__SHORT TASK__. Express the rows from the first one through the row containing "bullet-list (62, 190, 962, 599)", both included, as a JSON list of strings with one string per row, leaving out any blank rows.

__PROVIDED DATA__.

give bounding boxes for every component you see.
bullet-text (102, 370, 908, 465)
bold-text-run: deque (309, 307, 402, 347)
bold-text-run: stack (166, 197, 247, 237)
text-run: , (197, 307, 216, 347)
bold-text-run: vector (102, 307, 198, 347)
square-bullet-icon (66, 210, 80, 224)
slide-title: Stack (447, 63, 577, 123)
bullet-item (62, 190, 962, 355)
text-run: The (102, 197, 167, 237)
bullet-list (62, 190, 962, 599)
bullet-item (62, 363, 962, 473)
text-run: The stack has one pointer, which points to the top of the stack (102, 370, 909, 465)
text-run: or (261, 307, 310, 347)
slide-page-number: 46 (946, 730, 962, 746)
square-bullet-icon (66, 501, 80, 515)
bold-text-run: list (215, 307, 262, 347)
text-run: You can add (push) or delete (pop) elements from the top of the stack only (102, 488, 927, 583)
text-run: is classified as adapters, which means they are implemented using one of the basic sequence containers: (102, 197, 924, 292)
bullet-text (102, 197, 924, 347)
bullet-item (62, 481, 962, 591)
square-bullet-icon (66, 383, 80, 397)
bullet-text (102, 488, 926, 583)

__REPLY TO THE TASK__.
[
  "give bounding boxes for every component you see.",
  "bullet-text (102, 370, 908, 465)",
  "bold-text-run: deque (309, 307, 402, 347)",
  "bold-text-run: stack (166, 197, 247, 237)",
  "text-run: , (197, 307, 216, 347)",
  "bold-text-run: vector (102, 307, 198, 347)",
  "square-bullet-icon (66, 210, 80, 224)",
  "slide-title: Stack (447, 63, 577, 123)",
  "bullet-item (62, 190, 962, 355)",
  "text-run: The (102, 197, 167, 237)",
  "bullet-list (62, 190, 962, 599)"
]